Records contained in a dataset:
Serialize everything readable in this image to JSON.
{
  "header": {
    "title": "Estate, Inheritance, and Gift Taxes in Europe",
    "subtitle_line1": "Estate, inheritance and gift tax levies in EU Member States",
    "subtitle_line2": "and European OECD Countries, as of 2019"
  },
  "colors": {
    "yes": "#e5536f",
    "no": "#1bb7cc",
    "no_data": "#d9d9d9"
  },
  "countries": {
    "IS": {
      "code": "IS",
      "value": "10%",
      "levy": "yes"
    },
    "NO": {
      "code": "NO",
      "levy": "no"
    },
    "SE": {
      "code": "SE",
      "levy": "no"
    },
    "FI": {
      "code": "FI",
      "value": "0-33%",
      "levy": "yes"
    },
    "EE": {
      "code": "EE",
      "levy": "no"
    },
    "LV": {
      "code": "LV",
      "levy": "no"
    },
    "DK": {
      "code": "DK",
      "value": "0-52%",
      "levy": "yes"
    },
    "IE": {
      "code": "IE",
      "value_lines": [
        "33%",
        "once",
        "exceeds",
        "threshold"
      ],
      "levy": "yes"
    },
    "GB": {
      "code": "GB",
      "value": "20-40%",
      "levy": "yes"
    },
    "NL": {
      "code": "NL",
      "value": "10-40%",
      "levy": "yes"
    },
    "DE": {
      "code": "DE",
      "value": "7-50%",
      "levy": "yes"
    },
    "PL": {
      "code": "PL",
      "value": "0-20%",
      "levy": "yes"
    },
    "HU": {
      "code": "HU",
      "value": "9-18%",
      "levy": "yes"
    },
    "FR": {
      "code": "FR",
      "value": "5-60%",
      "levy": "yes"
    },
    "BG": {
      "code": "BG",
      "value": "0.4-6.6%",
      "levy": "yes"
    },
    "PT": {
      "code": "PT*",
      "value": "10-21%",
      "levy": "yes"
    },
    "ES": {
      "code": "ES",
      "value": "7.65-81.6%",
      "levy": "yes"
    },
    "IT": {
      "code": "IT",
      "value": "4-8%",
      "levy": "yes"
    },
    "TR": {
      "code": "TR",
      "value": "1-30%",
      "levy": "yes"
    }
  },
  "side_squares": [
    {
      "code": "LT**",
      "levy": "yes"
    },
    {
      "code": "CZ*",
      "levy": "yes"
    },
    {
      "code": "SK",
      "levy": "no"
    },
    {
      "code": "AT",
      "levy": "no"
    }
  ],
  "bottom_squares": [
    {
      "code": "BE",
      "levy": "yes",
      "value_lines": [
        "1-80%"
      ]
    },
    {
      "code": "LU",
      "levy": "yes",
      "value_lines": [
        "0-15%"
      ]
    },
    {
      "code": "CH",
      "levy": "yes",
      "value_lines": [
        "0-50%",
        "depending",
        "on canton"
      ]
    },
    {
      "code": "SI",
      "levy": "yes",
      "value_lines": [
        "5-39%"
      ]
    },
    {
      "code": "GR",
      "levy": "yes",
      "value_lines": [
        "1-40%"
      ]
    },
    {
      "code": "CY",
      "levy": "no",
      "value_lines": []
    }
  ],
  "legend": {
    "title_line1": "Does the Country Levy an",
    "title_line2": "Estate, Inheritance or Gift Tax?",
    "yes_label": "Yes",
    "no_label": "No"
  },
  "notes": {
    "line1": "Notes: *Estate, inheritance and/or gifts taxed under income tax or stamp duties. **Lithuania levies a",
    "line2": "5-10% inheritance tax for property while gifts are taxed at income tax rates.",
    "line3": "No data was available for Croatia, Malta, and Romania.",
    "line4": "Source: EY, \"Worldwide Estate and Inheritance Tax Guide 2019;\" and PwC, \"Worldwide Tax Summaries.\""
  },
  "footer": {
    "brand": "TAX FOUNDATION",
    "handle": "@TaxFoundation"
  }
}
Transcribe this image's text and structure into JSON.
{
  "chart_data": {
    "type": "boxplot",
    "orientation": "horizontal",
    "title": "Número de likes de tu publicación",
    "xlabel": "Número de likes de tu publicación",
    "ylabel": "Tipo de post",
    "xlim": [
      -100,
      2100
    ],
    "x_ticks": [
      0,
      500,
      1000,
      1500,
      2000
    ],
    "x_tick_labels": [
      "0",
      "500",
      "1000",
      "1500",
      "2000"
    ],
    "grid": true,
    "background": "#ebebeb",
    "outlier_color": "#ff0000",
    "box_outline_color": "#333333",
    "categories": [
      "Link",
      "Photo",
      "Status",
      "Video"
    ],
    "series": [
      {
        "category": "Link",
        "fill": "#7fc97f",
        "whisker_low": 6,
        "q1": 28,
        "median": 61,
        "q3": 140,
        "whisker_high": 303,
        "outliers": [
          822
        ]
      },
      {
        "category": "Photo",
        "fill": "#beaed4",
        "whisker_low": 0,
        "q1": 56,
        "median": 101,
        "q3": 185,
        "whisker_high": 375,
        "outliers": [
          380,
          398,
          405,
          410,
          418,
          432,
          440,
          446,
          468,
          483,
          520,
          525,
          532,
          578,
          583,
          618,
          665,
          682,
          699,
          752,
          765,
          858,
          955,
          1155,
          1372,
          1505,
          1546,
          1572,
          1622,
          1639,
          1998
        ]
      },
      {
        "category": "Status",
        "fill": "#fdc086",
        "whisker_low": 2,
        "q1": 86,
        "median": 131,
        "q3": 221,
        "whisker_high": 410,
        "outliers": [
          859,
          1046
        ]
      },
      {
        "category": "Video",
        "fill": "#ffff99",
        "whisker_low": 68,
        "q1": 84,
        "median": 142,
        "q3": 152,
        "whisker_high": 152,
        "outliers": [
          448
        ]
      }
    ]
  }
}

■ THE EXERCISE ■
Each record must be repeated exactly as it is.

■ EXERCISE RESPONSE ■
Serialize everything readable in this image to JSON.
{
  "header": {
    "title": "Estate, Inheritance, and Gift Taxes in Europe",
    "subtitle_line1": "Estate, inheritance and gift tax levies in EU Member States",
    "subtitle_line2": "and European OECD Countries, as of 2019"
  },
  "colors": {
    "yes": "#e5536f",
    "no": "#1bb7cc",
    "no_data": "#d9d9d9"
  },
  "countries": {
    "IS": {
      "code": "IS",
      "value": "10%",
      "levy": "yes"
    },
    "NO": {
      "code": "NO",
      "levy": "no"
    },
    "SE": {
      "code": "SE",
      "levy": "no"
    },
    "FI": {
      "code": "FI",
      "value": "0-33%",
      "levy": "yes"
    },
    "EE": {
      "code": "EE",
      "levy": "no"
    },
    "LV": {
      "code": "LV",
      "levy": "no"
    },
    "DK": {
      "code": "DK",
      "value": "0-52%",
      "levy": "yes"
    },
    "IE": {
      "code": "IE",
      "value_lines": [
        "33%",
        "once",
        "exceeds",
        "threshold"
      ],
      "levy": "yes"
    },
    "GB": {
      "code": "GB",
      "value": "20-40%",
      "levy": "yes"
    },
    "NL": {
      "code": "NL",
      "value": "10-40%",
      "levy": "yes"
    },
    "DE": {
      "code": "DE",
      "value": "7-50%",
      "levy": "yes"
    },
    "PL": {
      "code": "PL",
      "value": "0-20%",
      "levy": "yes"
    },
    "HU": {
      "code": "HU",
      "value": "9-18%",
      "levy": "yes"
    },
    "FR": {
      "code": "FR",
      "value": "5-60%",
      "levy": "yes"
    },
    "BG": {
      "code": "BG",
      "value": "0.4-6.6%",
      "levy": "yes"
    },
    "PT": {
      "code": "PT*",
      "value": "10-21%",
      "levy": "yes"
    },
    "ES": {
      "code": "ES",
      "value": "7.65-81.6%",
      "levy": "yes"
    },
    "IT": {
      "code": "IT",
      "value": "4-8%",
      "levy": "yes"
    },
    "TR": {
      "code": "TR",
      "value": "1-30%",
      "levy": "yes"
    }
  },
  "side_squares": [
    {
      "code": "LT**",
      "levy": "yes"
    },
    {
      "code": "CZ*",
      "levy": "yes"
    },
    {
      "code": "SK",
      "levy": "no"
    },
    {
      "code": "AT",
      "levy": "no"
    }
  ],
  "bottom_squares": [
    {
      "code": "BE",
      "levy": "yes",
      "value_lines": [
        "1-80%"
      ]
    },
    {
      "code": "LU",
      "levy": "yes",
      "value_lines": [
        "0-15%"
      ]
    },
    {
      "code": "CH",
      "levy": "yes",
      "value_lines": [
        "0-50%",
        "depending",
        "on canton"
      ]
    },
    {
      "code": "SI",
      "levy": "yes",
      "value_lines": [
        "5-39%"
      ]
    },
    {
      "code": "GR",
      "levy": "yes",
      "value_lines": [
        "1-40%"
      ]
    },
    {
      "code": "CY",
      "levy": "no",
      "value_lines": []
    }
  ],
  "legend": {
    "title_line1": "Does the Country Levy an",
    "title_line2": "Estate, Inheritance or Gift Tax?",
    "yes_label": "Yes",
    "no_label": "No"
  },
  "notes": {
    "line1": "Notes: *Estate, inheritance and/or gifts taxed under income tax or stamp duties. **Lithuania levies a",
    "line2": "5-10% inheritance tax for property while gifts are taxed at income tax rates.",
    "line3": "No data was available for Croatia, Malta, and Romania.",
    "line4": "Source: EY, \"Worldwide Estate and Inheritance Tax Guide 2019;\" and PwC, \"Worldwide Tax Summaries.\""
  },
  "footer": {
    "brand": "TAX FOUNDATION",
    "handle": "@TaxFoundation"
  }
}
Transcribe this image's text and structure into JSON.
{
  "chart_data": {
    "type": "boxplot",
    "orientation": "horizontal",
    "title": "Número de likes de tu publicación",
    "xlabel": "Número de likes de tu publicación",
    "ylabel": "Tipo de post",
    "xlim": [
      -100,
      2100
    ],
    "x_ticks": [
      0,
      500,
      1000,
      1500,
      2000
    ],
    "x_tick_labels": [
      "0",
      "500",
      "1000",
      "1500",
      "2000"
    ],
    "grid": true,
    "background": "#ebebeb",
    "outlier_color": "#ff0000",
    "box_outline_color": "#333333",
    "categories": [
      "Link",
      "Photo",
      "Status",
      "Video"
    ],
    "series": [
      {
        "category": "Link",
        "fill": "#7fc97f",
        "whisker_low": 6,
        "q1": 28,
        "median": 61,
        "q3": 140,
        "whisker_high": 303,
        "outliers": [
          822
        ]
      },
      {
        "category": "Photo",
        "fill": "#beaed4",
        "whisker_low": 0,
        "q1": 56,
        "median": 101,
        "q3": 185,
        "whisker_high": 375,
        "outliers": [
          380,
          398,
          405,
          410,
          418,
          432,
          440,
          446,
          468,
          483,
          520,
          525,
          532,
          578,
          583,
          618,
          665,
          682,
          699,
          752,
          765,
          858,
          955,
          1155,
          1372,
          1505,
          1546,
          1572,
          1622,
          1639,
          1998
        ]
      },
      {
        "category": "Status",
        "fill": "#fdc086",
        "whisker_low": 2,
        "q1": 86,
        "median": 131,
        "q3": 221,
        "whisker_high": 410,
        "outliers": [
          859,
          1046
        ]
      },
      {
        "category": "Video",
        "fill": "#ffff99",
        "whisker_low": 68,
        "q1": 84,
        "median": 142,
        "q3": 152,
        "whisker_high": 152,
        "outliers": [
          448
        ]
      }
    ]
  }
}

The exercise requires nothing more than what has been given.